◆ JOB: Below is a listing; copy all of it exactly.

◆ INFORMATION SUPPLIED:
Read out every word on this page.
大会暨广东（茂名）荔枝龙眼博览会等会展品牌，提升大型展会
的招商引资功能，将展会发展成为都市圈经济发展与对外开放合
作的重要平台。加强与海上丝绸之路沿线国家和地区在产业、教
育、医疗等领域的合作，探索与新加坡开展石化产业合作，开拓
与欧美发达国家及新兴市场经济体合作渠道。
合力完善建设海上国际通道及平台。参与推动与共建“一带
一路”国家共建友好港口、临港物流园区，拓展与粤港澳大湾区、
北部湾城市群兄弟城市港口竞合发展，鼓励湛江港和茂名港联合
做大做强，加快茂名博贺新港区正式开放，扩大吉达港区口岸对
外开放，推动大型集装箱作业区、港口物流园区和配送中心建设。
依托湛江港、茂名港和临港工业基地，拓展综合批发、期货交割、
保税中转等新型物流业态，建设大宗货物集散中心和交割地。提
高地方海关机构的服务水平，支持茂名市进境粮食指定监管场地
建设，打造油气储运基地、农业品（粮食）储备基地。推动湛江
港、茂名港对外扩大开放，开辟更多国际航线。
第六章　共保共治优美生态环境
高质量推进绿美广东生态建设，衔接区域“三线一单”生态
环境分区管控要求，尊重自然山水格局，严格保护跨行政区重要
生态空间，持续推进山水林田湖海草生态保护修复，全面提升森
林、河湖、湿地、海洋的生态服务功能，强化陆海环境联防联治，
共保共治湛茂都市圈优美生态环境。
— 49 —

◆ SOLUTION FOR THIS TASK:
Read out every word on this page.
大会暨广东（茂名）荔枝龙眼博览会等会展品牌，提升大型展会
的招商引资功能，将展会发展成为都市圈经济发展与对外开放合
作的重要平台。加强与海上丝绸之路沿线国家和地区在产业、教
育、医疗等领域的合作，探索与新加坡开展石化产业合作，开拓
与欧美发达国家及新兴市场经济体合作渠道。
合力完善建设海上国际通道及平台。参与推动与共建“一带
一路”国家共建友好港口、临港物流园区，拓展与粤港澳大湾区、
北部湾城市群兄弟城市港口竞合发展，鼓励湛江港和茂名港联合
做大做强，加快茂名博贺新港区正式开放，扩大吉达港区口岸对
外开放，推动大型集装箱作业区、港口物流园区和配送中心建设。
依托湛江港、茂名港和临港工业基地，拓展综合批发、期货交割、
保税中转等新型物流业态，建设大宗货物集散中心和交割地。提
高地方海关机构的服务水平，支持茂名市进境粮食指定监管场地
建设，打造油气储运基地、农业品（粮食）储备基地。推动湛江
港、茂名港对外扩大开放，开辟更多国际航线。
第六章　共保共治优美生态环境
高质量推进绿美广东生态建设，衔接区域“三线一单”生态
环境分区管控要求，尊重自然山水格局，严格保护跨行政区重要
生态空间，持续推进山水林田湖海草生态保护修复，全面提升森
林、河湖、湿地、海洋的生态服务功能，强化陆海环境联防联治，
共保共治湛茂都市圈优美生态环境。
— 49 —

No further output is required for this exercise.